>> begin Dataset content

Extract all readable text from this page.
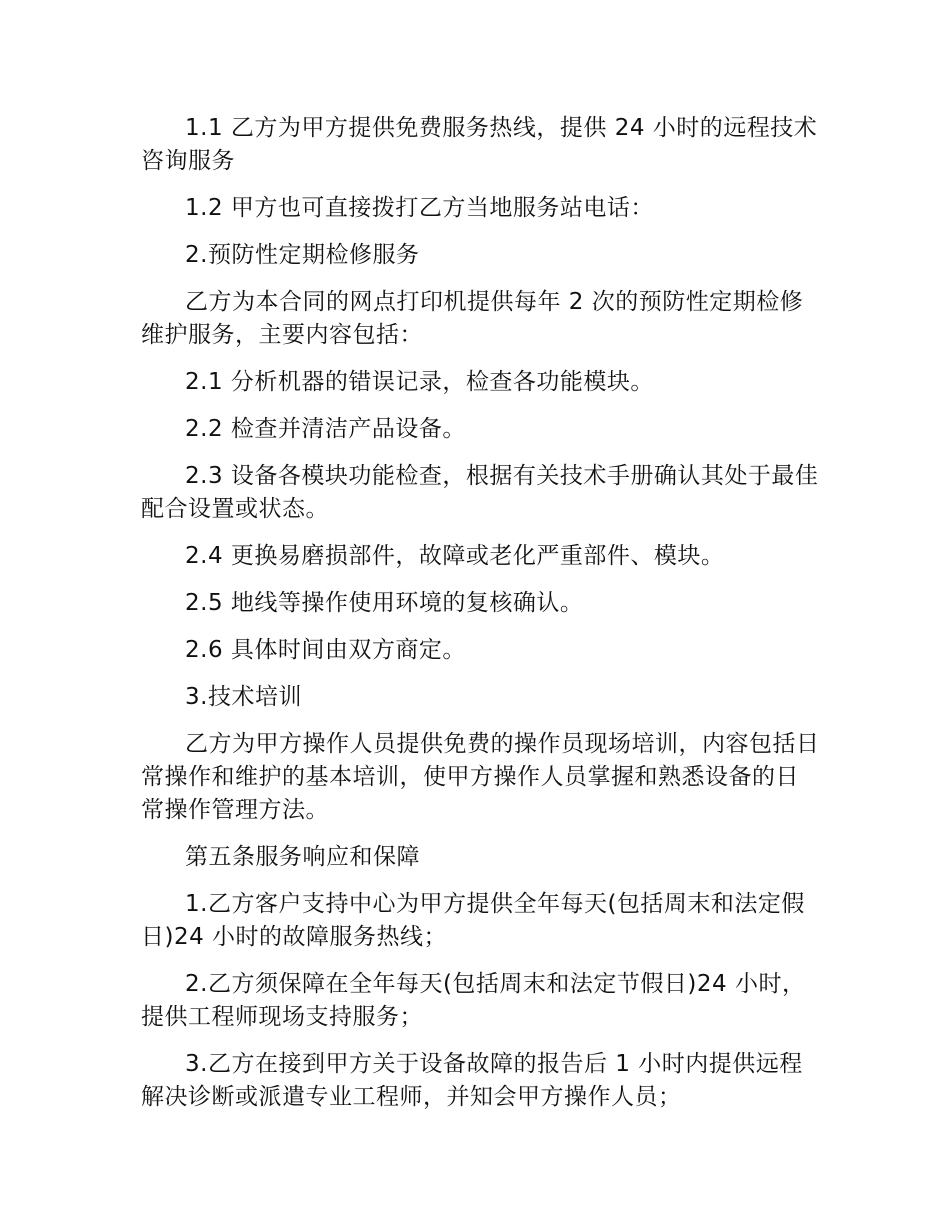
1.1 乙方为甲方提供免费服务热线，提供 24 小时的远程技术咨询服务

1.2 甲方也可直接拨打乙方当地服务站电话：

2.预防性定期检修服务

乙方为本合同的网点打印机提供每年 2 次的预防性定期检修维护服务，主要内容包括：

2.1 分析机器的错误记录，检查各功能模块。

2.2 检查并清洁产品设备。

2.3 设备各模块功能检查，根据有关技术手册确认其处于最佳配合设置或状态。

2.4 更换易磨损部件，故障或老化严重部件、模块。

2.5 地线等操作使用环境的复核确认。

2.6 具体时间由双方商定。

3.技术培训

乙方为甲方操作人员提供免费的操作员现场培训，内容包括日常操作和维护的基本培训，使甲方操作人员掌握和熟悉设备的日常操作管理方法。

第五条服务响应和保障

1.乙方客户支持中心为甲方提供全年每天(包括周末和法定假日)24 小时的故障服务热线；

2.乙方须保障在全年每天(包括周末和法定节假日)24 小时，提供工程师现场支持服务；

3.乙方在接到甲方关于设备故障的报告后 1 小时内提供远程解决诊断或派遣专业工程师，并知会甲方操作人员；
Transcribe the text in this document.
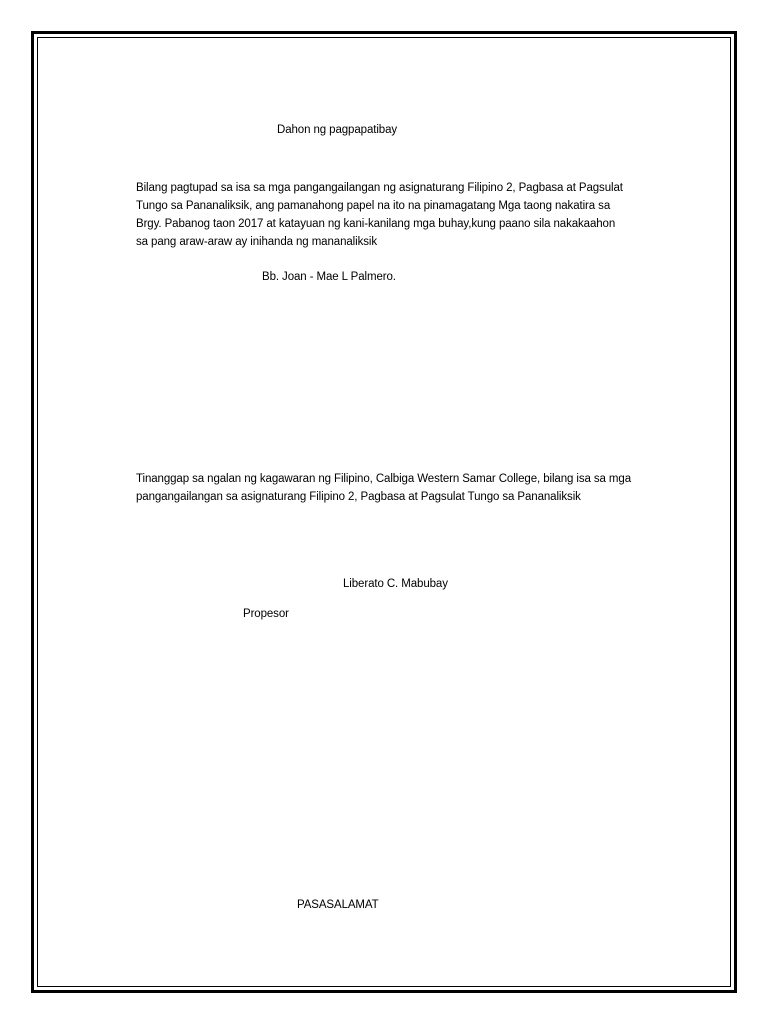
Dahon ng pagpapatibay
Bilang pagtupad sa isa sa mga pangangailangan ng asignaturang Filipino 2, Pagbasa at Pagsulat
Tungo sa Pananaliksik, ang pamanahong papel na ito na pinamagatang Mga taong nakatira sa
Brgy. Pabanog taon 2017 at katayuan ng kani-kanilang mga buhay,kung paano sila nakakaahon
sa pang araw-araw ay inihanda ng mananaliksik
Bb. Joan - Mae L Palmero.
Tinanggap sa ngalan ng kagawaran ng Filipino, Calbiga Western Samar College, bilang isa sa mga
pangangailangan sa asignaturang Filipino 2, Pagbasa at Pagsulat Tungo sa Pananaliksik
Liberato C. Mabubay
Propesor
PASASALAMAT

>> end Dataset content

Written task – For each line in the data above that contains the string "asignaturang", extract the line.

Solution –
Bilang pagtupad sa isa sa mga pangangailangan ng asignaturang Filipino 2, Pagbasa at Pagsulat
pangangailangan sa asignaturang Filipino 2, Pagbasa at Pagsulat Tungo sa Pananaliksik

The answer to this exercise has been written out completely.